(Region and label listings)
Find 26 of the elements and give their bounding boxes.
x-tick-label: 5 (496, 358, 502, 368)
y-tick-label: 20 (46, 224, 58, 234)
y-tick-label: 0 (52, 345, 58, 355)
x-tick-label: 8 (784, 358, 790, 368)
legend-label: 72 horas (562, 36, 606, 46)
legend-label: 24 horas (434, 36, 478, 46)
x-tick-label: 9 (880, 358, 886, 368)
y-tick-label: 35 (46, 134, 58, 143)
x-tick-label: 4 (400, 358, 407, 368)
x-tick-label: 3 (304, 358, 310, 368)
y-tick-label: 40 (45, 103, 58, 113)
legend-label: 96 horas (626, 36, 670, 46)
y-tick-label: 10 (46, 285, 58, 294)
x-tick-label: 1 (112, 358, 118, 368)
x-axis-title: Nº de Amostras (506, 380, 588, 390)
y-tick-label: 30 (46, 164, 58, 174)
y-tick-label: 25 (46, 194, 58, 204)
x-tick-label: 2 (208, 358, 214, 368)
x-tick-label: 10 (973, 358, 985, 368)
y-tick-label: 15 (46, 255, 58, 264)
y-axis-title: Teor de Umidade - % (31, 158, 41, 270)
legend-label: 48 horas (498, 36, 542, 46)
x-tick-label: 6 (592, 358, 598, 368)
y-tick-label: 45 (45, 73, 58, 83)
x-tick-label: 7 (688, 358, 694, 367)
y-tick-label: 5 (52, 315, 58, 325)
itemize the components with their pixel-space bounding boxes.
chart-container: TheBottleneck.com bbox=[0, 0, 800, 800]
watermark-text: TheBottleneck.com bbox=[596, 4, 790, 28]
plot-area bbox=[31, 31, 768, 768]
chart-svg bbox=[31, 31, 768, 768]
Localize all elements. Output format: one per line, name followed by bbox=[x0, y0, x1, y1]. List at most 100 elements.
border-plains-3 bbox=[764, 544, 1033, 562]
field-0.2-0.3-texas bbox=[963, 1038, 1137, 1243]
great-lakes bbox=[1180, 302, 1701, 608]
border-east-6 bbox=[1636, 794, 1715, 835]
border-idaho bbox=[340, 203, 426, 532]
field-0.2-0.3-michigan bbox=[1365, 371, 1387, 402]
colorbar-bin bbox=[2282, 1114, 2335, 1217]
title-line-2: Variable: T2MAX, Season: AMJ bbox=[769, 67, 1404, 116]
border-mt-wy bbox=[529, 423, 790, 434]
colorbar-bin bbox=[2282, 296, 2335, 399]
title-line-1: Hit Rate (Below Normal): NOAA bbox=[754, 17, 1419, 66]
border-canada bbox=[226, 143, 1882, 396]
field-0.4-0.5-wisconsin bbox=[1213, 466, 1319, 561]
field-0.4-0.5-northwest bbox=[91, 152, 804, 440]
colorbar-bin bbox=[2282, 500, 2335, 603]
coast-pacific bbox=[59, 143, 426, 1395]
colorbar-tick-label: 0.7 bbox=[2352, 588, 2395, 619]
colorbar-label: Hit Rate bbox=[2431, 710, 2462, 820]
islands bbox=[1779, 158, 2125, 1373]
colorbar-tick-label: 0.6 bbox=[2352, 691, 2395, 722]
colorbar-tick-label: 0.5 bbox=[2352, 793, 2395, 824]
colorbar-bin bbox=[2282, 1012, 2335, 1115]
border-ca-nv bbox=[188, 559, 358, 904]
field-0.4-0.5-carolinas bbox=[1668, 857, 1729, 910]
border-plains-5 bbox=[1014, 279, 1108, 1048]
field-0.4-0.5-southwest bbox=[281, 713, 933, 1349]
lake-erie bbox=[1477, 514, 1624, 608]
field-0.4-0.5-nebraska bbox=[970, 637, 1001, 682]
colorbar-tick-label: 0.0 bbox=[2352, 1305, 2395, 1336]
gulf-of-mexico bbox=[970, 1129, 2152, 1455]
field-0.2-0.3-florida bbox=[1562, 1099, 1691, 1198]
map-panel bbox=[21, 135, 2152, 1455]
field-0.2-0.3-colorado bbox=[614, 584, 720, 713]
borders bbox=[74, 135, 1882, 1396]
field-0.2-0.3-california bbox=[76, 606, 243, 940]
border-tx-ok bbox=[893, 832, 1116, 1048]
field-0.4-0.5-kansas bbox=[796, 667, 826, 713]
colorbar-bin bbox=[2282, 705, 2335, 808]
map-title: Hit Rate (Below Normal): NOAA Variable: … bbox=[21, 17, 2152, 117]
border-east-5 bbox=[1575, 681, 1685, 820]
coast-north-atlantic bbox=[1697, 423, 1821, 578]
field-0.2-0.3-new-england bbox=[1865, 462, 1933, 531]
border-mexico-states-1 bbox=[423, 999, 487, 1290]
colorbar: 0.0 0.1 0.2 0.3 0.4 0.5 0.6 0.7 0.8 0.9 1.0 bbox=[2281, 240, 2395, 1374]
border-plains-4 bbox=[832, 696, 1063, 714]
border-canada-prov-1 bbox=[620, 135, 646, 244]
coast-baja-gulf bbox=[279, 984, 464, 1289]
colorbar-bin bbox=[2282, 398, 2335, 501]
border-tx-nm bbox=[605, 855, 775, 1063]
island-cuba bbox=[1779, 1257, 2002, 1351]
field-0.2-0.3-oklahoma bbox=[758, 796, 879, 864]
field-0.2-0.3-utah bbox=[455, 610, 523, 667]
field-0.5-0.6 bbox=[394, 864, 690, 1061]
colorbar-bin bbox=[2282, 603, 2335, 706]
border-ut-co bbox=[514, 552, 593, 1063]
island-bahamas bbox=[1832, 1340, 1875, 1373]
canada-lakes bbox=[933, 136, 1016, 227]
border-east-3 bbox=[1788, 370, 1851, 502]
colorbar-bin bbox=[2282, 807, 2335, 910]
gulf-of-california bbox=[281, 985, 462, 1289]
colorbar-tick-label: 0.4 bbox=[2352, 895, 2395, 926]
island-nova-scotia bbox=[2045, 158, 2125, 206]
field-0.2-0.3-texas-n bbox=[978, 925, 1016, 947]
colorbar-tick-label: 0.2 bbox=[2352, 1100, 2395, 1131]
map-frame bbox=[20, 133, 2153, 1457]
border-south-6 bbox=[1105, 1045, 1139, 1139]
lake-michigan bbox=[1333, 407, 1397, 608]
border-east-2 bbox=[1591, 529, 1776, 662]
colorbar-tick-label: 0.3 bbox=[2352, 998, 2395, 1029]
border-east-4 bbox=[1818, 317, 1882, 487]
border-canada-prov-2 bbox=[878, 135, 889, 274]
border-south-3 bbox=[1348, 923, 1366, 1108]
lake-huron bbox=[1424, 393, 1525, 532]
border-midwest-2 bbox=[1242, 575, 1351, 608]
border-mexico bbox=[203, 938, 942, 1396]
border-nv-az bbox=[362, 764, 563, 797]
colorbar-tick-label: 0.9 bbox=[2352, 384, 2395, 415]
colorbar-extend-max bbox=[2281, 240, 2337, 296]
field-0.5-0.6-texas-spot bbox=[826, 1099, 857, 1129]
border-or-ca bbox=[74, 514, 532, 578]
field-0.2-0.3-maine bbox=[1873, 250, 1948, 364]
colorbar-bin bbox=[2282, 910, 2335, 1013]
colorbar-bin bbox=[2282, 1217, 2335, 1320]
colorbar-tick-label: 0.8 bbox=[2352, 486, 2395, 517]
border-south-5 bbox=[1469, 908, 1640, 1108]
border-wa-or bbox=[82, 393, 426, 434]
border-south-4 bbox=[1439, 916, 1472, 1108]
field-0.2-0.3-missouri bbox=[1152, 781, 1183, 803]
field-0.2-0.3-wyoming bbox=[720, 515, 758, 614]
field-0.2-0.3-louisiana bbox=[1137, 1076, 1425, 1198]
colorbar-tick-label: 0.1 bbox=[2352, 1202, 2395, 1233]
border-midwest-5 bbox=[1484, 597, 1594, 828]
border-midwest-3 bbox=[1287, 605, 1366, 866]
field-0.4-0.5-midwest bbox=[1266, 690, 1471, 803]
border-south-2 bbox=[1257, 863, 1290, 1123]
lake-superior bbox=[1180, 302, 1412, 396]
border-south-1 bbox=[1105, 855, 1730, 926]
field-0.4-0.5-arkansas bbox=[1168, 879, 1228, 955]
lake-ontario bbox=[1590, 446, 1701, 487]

**Instructions to follow:**
Please put everything from the start of the entries down to the line containing "x-tick-label: 1 (112, 358, 118, 368)" into a JSON list of strings, one string per line, with blank lines left out.

**Response to this exercise:**
[
  "Find 26 of the elements and give their bounding boxes.",
  "x-tick-label: 5 (496, 358, 502, 368)",
  "y-tick-label: 20 (46, 224, 58, 234)",
  "y-tick-label: 0 (52, 345, 58, 355)",
  "x-tick-label: 8 (784, 358, 790, 368)",
  "legend-label: 72 horas (562, 36, 606, 46)",
  "legend-label: 24 horas (434, 36, 478, 46)",
  "x-tick-label: 9 (880, 358, 886, 368)",
  "y-tick-label: 35 (46, 134, 58, 143)",
  "x-tick-label: 4 (400, 358, 407, 368)",
  "x-tick-label: 3 (304, 358, 310, 368)",
  "y-tick-label: 40 (45, 103, 58, 113)",
  "legend-label: 96 horas (626, 36, 670, 46)",
  "y-tick-label: 10 (46, 285, 58, 294)",
  "x-tick-label: 1 (112, 358, 118, 368)"
]